-- Begin TASK INPUTS --

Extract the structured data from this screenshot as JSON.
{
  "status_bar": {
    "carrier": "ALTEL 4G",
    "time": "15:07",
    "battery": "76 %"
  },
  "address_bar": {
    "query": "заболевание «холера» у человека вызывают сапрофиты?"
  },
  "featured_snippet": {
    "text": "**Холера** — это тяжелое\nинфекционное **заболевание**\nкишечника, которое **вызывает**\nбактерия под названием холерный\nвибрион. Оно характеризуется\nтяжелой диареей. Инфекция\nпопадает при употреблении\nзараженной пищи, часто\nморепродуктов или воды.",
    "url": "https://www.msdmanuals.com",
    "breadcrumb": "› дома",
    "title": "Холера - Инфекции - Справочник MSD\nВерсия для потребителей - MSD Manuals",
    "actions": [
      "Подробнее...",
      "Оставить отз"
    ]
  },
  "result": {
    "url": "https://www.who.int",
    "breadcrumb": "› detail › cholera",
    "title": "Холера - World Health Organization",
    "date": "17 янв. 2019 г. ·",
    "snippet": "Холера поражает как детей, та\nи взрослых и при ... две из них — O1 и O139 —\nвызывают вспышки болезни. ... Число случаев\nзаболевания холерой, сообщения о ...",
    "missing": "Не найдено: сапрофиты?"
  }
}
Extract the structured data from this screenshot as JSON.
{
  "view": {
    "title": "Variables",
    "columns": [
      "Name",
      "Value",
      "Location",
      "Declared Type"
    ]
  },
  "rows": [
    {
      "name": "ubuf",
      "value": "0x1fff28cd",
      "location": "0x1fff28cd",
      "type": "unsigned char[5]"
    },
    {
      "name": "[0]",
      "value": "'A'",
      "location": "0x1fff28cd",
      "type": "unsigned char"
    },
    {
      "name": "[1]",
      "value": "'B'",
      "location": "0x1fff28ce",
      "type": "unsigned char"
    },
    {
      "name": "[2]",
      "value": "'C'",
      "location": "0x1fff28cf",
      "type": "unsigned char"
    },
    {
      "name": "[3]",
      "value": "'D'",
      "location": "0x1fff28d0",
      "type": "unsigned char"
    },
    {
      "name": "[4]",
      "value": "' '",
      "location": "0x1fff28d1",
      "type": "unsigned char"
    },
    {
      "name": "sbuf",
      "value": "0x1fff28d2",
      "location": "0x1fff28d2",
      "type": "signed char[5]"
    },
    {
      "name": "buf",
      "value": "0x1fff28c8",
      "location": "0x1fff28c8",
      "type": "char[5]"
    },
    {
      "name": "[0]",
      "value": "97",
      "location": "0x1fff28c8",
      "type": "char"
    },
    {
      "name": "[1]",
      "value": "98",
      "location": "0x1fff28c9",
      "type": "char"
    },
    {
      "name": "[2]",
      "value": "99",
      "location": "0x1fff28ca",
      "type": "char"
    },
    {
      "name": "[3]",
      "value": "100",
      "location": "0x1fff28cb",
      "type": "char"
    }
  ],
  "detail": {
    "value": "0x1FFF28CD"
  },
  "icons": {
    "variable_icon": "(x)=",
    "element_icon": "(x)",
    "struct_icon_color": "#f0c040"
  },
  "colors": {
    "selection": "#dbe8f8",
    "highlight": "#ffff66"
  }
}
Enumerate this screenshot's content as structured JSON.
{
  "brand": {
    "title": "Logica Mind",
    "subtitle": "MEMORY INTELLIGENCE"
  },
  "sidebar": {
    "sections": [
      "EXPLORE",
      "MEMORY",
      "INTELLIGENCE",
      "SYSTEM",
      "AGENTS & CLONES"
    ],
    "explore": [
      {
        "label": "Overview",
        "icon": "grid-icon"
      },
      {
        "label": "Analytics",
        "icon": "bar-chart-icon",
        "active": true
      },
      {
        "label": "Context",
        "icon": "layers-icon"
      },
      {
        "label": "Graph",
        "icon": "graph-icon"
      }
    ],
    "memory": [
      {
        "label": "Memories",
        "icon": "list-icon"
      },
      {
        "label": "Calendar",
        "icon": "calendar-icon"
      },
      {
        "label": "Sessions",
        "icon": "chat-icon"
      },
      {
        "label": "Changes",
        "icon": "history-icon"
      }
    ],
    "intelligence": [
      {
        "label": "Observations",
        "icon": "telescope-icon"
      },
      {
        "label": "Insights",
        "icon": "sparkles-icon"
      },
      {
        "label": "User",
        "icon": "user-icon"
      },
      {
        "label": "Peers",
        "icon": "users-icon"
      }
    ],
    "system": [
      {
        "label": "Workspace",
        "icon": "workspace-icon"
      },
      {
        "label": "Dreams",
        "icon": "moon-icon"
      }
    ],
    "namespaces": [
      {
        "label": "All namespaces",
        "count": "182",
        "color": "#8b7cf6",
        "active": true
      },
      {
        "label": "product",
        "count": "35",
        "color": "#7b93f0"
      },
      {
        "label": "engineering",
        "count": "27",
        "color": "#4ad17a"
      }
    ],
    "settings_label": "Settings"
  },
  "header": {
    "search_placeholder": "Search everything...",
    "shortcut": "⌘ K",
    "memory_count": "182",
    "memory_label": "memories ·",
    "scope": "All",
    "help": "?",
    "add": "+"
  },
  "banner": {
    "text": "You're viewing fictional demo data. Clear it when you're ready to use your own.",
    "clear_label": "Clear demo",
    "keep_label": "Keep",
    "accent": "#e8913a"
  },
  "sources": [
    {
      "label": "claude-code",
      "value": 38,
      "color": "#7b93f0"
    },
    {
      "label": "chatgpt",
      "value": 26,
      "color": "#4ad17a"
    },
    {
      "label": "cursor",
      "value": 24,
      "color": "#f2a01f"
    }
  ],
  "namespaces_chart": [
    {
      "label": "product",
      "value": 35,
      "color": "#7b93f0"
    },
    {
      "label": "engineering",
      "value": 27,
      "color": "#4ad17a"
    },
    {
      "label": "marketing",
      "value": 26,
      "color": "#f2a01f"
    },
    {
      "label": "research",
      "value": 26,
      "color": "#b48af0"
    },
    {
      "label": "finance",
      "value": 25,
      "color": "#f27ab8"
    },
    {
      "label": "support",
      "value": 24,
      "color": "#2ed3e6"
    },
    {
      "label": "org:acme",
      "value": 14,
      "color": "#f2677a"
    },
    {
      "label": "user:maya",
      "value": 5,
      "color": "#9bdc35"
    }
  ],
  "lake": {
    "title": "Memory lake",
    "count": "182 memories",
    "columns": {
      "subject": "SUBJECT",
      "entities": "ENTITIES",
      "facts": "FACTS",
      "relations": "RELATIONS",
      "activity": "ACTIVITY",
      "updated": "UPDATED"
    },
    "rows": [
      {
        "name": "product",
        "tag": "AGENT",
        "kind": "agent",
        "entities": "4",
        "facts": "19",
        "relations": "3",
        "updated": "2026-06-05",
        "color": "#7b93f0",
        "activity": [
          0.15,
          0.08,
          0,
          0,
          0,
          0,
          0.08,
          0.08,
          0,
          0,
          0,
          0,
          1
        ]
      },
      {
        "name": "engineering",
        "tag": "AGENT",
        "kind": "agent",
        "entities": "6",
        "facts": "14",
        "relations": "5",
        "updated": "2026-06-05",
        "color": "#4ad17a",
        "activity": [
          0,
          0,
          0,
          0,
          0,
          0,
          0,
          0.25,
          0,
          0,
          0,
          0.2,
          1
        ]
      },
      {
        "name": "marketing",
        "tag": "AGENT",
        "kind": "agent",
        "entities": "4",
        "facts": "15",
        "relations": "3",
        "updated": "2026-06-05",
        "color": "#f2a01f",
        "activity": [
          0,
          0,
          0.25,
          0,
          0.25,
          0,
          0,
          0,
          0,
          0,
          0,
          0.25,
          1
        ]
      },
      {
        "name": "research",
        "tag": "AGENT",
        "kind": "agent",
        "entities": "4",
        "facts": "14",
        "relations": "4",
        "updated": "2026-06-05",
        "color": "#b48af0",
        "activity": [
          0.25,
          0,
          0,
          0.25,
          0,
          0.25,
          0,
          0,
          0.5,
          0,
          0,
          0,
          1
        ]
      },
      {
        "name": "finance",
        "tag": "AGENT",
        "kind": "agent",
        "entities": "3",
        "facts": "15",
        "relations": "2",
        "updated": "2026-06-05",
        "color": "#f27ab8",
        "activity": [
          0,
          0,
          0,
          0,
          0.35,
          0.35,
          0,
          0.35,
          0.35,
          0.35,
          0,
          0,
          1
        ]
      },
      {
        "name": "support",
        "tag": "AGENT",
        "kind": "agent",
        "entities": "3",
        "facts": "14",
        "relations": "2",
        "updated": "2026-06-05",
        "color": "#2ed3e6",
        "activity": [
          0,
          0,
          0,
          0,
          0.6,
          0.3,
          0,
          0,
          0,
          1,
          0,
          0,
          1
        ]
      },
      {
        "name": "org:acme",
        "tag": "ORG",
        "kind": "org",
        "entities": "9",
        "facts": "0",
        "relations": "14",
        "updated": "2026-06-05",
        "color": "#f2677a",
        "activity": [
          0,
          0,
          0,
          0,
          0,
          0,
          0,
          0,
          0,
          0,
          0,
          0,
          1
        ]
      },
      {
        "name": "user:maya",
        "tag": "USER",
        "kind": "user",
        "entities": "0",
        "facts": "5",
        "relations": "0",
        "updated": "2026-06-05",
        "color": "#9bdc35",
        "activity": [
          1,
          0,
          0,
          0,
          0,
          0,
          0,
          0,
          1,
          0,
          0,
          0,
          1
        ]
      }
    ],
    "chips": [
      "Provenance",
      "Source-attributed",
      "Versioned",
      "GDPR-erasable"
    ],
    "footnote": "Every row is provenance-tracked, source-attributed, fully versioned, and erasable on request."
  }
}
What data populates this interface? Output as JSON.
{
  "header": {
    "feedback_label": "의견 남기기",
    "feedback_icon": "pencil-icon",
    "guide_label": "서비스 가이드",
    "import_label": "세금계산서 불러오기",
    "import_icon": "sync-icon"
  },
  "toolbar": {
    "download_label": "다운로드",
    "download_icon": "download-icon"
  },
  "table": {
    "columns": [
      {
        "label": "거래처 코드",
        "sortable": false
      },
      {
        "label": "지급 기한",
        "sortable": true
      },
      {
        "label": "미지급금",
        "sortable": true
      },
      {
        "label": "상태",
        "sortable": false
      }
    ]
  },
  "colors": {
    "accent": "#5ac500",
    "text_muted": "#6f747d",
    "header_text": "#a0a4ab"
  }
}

-- End TASK INPUTS --

# PROBLEM DESCRIPTION:
Above are the records; copy exactly the lines from the one with "What data populates" through the final line.

# THE COMPLETED TASK:
What data populates this interface? Output as JSON.
{
  "header": {
    "feedback_label": "의견 남기기",
    "feedback_icon": "pencil-icon",
    "guide_label": "서비스 가이드",
    "import_label": "세금계산서 불러오기",
    "import_icon": "sync-icon"
  },
  "toolbar": {
    "download_label": "다운로드",
    "download_icon": "download-icon"
  },
  "table": {
    "columns": [
      {
        "label": "거래처 코드",
        "sortable": false
      },
      {
        "label": "지급 기한",
        "sortable": true
      },
      {
        "label": "미지급금",
        "sortable": true
      },
      {
        "label": "상태",
        "sortable": false
      }
    ]
  },
  "colors": {
    "accent": "#5ac500",
    "text_muted": "#6f747d",
    "header_text": "#a0a4ab"
  }
}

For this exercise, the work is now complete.